RAW RECORDS:
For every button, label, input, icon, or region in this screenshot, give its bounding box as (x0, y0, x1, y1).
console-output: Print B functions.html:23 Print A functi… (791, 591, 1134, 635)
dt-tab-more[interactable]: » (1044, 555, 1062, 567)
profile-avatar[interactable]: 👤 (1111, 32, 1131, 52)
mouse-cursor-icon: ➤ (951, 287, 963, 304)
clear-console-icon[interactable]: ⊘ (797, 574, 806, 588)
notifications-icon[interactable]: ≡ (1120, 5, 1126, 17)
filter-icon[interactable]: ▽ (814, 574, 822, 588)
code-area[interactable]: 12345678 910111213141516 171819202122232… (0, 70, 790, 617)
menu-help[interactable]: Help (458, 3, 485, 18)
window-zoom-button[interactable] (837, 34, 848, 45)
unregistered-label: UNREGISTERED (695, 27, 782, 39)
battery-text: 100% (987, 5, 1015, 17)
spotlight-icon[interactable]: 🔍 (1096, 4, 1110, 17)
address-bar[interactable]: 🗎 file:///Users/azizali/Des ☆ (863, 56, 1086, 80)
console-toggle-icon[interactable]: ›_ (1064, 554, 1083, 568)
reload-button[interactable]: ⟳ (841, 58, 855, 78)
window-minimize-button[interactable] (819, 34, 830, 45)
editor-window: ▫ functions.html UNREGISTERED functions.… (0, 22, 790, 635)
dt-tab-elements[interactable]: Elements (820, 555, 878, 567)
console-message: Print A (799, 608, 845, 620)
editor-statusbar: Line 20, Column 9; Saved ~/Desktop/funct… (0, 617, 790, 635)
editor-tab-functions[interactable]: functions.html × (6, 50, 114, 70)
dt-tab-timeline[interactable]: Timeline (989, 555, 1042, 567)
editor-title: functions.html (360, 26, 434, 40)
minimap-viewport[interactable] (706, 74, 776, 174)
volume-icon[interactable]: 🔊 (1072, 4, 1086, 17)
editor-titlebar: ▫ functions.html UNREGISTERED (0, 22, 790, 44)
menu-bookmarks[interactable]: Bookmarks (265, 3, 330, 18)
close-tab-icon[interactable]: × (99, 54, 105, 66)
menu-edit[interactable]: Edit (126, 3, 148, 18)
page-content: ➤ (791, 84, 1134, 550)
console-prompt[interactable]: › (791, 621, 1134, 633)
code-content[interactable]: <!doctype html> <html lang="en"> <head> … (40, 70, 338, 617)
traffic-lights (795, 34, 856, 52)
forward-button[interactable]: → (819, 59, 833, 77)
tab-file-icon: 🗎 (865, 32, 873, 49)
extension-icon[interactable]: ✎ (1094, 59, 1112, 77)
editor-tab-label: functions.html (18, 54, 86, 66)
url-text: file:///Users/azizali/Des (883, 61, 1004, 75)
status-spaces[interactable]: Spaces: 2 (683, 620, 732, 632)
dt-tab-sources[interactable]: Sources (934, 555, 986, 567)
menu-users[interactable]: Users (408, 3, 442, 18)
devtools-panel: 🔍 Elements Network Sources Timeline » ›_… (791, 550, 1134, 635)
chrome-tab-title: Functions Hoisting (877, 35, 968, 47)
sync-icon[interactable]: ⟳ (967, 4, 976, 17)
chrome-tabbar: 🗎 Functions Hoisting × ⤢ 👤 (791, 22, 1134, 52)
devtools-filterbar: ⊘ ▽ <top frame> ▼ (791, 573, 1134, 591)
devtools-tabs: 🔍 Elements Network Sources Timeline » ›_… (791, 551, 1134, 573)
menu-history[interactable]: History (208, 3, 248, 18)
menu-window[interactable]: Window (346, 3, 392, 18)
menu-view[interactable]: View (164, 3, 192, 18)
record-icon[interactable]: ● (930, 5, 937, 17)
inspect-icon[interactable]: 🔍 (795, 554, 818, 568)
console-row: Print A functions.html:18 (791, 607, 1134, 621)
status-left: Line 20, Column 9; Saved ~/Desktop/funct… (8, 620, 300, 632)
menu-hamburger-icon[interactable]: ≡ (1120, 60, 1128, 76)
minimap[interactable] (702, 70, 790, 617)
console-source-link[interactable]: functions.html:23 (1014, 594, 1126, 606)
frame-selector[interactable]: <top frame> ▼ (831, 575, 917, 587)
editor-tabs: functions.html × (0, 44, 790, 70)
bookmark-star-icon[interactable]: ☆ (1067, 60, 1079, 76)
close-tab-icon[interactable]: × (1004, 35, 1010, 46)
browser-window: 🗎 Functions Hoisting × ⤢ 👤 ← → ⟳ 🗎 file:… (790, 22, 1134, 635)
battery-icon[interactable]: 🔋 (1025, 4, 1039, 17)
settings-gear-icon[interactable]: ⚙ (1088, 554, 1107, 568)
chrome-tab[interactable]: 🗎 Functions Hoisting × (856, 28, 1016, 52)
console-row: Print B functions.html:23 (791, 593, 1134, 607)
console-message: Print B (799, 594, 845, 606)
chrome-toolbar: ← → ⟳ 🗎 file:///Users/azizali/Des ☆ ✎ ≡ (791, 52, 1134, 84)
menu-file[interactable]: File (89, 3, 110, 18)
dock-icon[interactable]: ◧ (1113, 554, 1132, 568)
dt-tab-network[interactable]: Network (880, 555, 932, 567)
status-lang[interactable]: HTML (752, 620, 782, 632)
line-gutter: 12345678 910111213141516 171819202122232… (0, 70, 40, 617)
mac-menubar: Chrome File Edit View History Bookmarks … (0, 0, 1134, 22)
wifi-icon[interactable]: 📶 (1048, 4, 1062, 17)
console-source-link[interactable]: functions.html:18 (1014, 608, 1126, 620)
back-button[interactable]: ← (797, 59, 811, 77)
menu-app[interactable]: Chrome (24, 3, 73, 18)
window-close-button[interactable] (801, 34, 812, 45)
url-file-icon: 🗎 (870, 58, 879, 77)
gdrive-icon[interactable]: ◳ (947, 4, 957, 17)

INSTRUCTIONS FOR THE TASK:
Copy every item above word for word, keeping each character unchanged.

ANSWER TO THIS TASK:
For every button, label, input, icon, or region in this screenshot, give its bounding box as (x0, y0, x1, y1).
console-output: Print B functions.html:23 Print A functi… (791, 591, 1134, 635)
dt-tab-more[interactable]: » (1044, 555, 1062, 567)
profile-avatar[interactable]: 👤 (1111, 32, 1131, 52)
mouse-cursor-icon: ➤ (951, 287, 963, 304)
clear-console-icon[interactable]: ⊘ (797, 574, 806, 588)
notifications-icon[interactable]: ≡ (1120, 5, 1126, 17)
filter-icon[interactable]: ▽ (814, 574, 822, 588)
code-area[interactable]: 12345678 910111213141516 171819202122232… (0, 70, 790, 617)
menu-help[interactable]: Help (458, 3, 485, 18)
window-zoom-button[interactable] (837, 34, 848, 45)
unregistered-label: UNREGISTERED (695, 27, 782, 39)
battery-text: 100% (987, 5, 1015, 17)
spotlight-icon[interactable]: 🔍 (1096, 4, 1110, 17)
address-bar[interactable]: 🗎 file:///Users/azizali/Des ☆ (863, 56, 1086, 80)
console-toggle-icon[interactable]: ›_ (1064, 554, 1083, 568)
reload-button[interactable]: ⟳ (841, 58, 855, 78)
window-minimize-button[interactable] (819, 34, 830, 45)
editor-window: ▫ functions.html UNREGISTERED functions.… (0, 22, 790, 635)
dt-tab-elements[interactable]: Elements (820, 555, 878, 567)
console-message: Print A (799, 608, 845, 620)
editor-statusbar: Line 20, Column 9; Saved ~/Desktop/funct… (0, 617, 790, 635)
editor-tab-functions[interactable]: functions.html × (6, 50, 114, 70)
dt-tab-timeline[interactable]: Timeline (989, 555, 1042, 567)
editor-title: functions.html (360, 26, 434, 40)
minimap-viewport[interactable] (706, 74, 776, 174)
volume-icon[interactable]: 🔊 (1072, 4, 1086, 17)
editor-titlebar: ▫ functions.html UNREGISTERED (0, 22, 790, 44)
menu-bookmarks[interactable]: Bookmarks (265, 3, 330, 18)
close-tab-icon[interactable]: × (99, 54, 105, 66)
menu-edit[interactable]: Edit (126, 3, 148, 18)
page-content: ➤ (791, 84, 1134, 550)
console-prompt[interactable]: › (791, 621, 1134, 633)
code-content[interactable]: <!doctype html> <html lang="en"> <head> … (40, 70, 338, 617)
traffic-lights (795, 34, 856, 52)
forward-button[interactable]: → (819, 59, 833, 77)
tab-file-icon: 🗎 (865, 32, 873, 49)
extension-icon[interactable]: ✎ (1094, 59, 1112, 77)
editor-tab-label: functions.html (18, 54, 86, 66)
url-text: file:///Users/azizali/Des (883, 61, 1004, 75)
status-spaces[interactable]: Spaces: 2 (683, 620, 732, 632)
dt-tab-sources[interactable]: Sources (934, 555, 986, 567)
menu-users[interactable]: Users (408, 3, 442, 18)
devtools-panel: 🔍 Elements Network Sources Timeline » ›_… (791, 550, 1134, 635)
chrome-tab-title: Functions Hoisting (877, 35, 968, 47)
sync-icon[interactable]: ⟳ (967, 4, 976, 17)
chrome-tabbar: 🗎 Functions Hoisting × ⤢ 👤 (791, 22, 1134, 52)
devtools-filterbar: ⊘ ▽ <top frame> ▼ (791, 573, 1134, 591)
devtools-tabs: 🔍 Elements Network Sources Timeline » ›_… (791, 551, 1134, 573)
menu-history[interactable]: History (208, 3, 248, 18)
menu-window[interactable]: Window (346, 3, 392, 18)
menu-view[interactable]: View (164, 3, 192, 18)
record-icon[interactable]: ● (930, 5, 937, 17)
inspect-icon[interactable]: 🔍 (795, 554, 818, 568)
console-row: Print A functions.html:18 (791, 607, 1134, 621)
status-left: Line 20, Column 9; Saved ~/Desktop/funct… (8, 620, 300, 632)
menu-hamburger-icon[interactable]: ≡ (1120, 60, 1128, 76)
minimap[interactable] (702, 70, 790, 617)
console-source-link[interactable]: functions.html:23 (1014, 594, 1126, 606)
frame-selector[interactable]: <top frame> ▼ (831, 575, 917, 587)
editor-tabs: functions.html × (0, 44, 790, 70)
bookmark-star-icon[interactable]: ☆ (1067, 60, 1079, 76)
close-tab-icon[interactable]: × (1004, 35, 1010, 46)
browser-window: 🗎 Functions Hoisting × ⤢ 👤 ← → ⟳ 🗎 file:… (790, 22, 1134, 635)
battery-icon[interactable]: 🔋 (1025, 4, 1039, 17)
settings-gear-icon[interactable]: ⚙ (1088, 554, 1107, 568)
chrome-tab[interactable]: 🗎 Functions Hoisting × (856, 28, 1016, 52)
console-row: Print B functions.html:23 (791, 593, 1134, 607)
console-message: Print B (799, 594, 845, 606)
chrome-toolbar: ← → ⟳ 🗎 file:///Users/azizali/Des ☆ ✎ ≡ (791, 52, 1134, 84)
menu-file[interactable]: File (89, 3, 110, 18)
dock-icon[interactable]: ◧ (1113, 554, 1132, 568)
dt-tab-network[interactable]: Network (880, 555, 932, 567)
status-lang[interactable]: HTML (752, 620, 782, 632)
line-gutter: 12345678 910111213141516 171819202122232… (0, 70, 40, 617)
mac-menubar: Chrome File Edit View History Bookmarks … (0, 0, 1134, 22)
wifi-icon[interactable]: 📶 (1048, 4, 1062, 17)
console-source-link[interactable]: functions.html:18 (1014, 608, 1126, 620)
back-button[interactable]: ← (797, 59, 811, 77)
menu-app[interactable]: Chrome (24, 3, 73, 18)
window-close-button[interactable] (801, 34, 812, 45)
url-file-icon: 🗎 (870, 58, 879, 77)
gdrive-icon[interactable]: ◳ (947, 4, 957, 17)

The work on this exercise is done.